--- begin ---
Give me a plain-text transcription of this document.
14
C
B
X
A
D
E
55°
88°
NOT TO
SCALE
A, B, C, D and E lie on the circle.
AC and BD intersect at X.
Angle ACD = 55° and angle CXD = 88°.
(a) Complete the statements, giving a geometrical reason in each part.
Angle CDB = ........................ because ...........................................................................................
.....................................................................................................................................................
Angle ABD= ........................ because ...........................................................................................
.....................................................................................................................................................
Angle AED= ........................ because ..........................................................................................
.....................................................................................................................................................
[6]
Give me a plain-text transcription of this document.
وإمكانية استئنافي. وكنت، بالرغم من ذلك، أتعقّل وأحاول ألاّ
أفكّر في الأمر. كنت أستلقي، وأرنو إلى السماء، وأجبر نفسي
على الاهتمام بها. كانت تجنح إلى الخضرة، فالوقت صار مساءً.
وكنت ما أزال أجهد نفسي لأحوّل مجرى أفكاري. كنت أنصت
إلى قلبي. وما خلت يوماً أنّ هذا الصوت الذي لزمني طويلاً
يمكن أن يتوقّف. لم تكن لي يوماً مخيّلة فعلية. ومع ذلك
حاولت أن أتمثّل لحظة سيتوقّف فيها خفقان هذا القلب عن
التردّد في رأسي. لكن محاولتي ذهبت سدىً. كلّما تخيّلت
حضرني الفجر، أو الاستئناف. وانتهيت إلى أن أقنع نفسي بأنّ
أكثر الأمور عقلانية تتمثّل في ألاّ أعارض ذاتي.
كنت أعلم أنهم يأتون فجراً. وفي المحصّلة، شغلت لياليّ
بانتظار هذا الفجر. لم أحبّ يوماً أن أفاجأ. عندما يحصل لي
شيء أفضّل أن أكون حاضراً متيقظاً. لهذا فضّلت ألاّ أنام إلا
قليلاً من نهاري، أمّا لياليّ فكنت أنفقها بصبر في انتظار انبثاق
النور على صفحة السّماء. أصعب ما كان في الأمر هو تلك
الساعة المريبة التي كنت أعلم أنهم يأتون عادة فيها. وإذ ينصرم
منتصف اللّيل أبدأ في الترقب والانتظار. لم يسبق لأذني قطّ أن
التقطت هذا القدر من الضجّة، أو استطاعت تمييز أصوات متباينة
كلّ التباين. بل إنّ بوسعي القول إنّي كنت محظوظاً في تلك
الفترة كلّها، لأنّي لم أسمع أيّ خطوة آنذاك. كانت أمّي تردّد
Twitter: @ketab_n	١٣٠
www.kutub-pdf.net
--- end ---
[EXERCISE REQUIREMENTS]: Scan the listing above. Gather each line that contains the word "ليالي".

[FULL OUTPUT]:
كنت أعلم أنهم يأتون فجراً. وفي المحصّلة، شغلت لياليّ
قليلاً من نهاري، أمّا لياليّ فكنت أنفقها بصبر في انتظار انبثاق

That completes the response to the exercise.